**Goal**
Restate the data below word for word. Skip any images it contains.
### Given records ###
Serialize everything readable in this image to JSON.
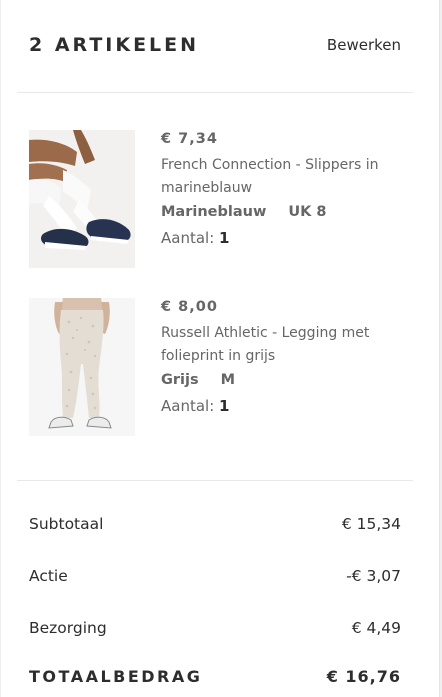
{
  "header": {
    "title": "2 ARTIKELEN",
    "edit_label": "Bewerken"
  },
  "items": [
    {
      "price": "€ 7,34",
      "name": "French Connection - Slippers in marineblauw",
      "color": "Marineblauw",
      "size": "UK 8",
      "qty_label": "Aantal:",
      "qty": "1",
      "image": "navy-slippers-photo"
    },
    {
      "price": "€ 8,00",
      "name": "Russell Athletic - Legging met folieprint in grijs",
      "color": "Grijs",
      "size": "M",
      "qty_label": "Aantal:",
      "qty": "1",
      "image": "grey-leggings-photo"
    }
  ],
  "summary": {
    "subtotal_label": "Subtotaal",
    "subtotal_value": "€ 15,34",
    "discount_label": "Actie",
    "discount_value": "-€ 3,07",
    "delivery_label": "Bezorging",
    "delivery_value": "€ 4,49",
    "total_label": "TOTAALBEDRAG",
    "total_value": "€ 16,76"
  }
}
###
**Finished exercise**
Serialize everything readable in this image to JSON.
{
  "header": {
    "title": "2 ARTIKELEN",
    "edit_label": "Bewerken"
  },
  "items": [
    {
      "price": "€ 7,34",
      "name": "French Connection - Slippers in marineblauw",
      "color": "Marineblauw",
      "size": "UK 8",
      "qty_label": "Aantal:",
      "qty": "1",
      "image": "navy-slippers-photo"
    },
    {
      "price": "€ 8,00",
      "name": "Russell Athletic - Legging met folieprint in grijs",
      "color": "Grijs",
      "size": "M",
      "qty_label": "Aantal:",
      "qty": "1",
      "image": "grey-leggings-photo"
    }
  ],
  "summary": {
    "subtotal_label": "Subtotaal",
    "subtotal_value": "€ 15,34",
    "discount_label": "Actie",
    "discount_value": "-€ 3,07",
    "delivery_label": "Bezorging",
    "delivery_value": "€ 4,49",
    "total_label": "TOTAALBEDRAG",
    "total_value": "€ 16,76"
  }
}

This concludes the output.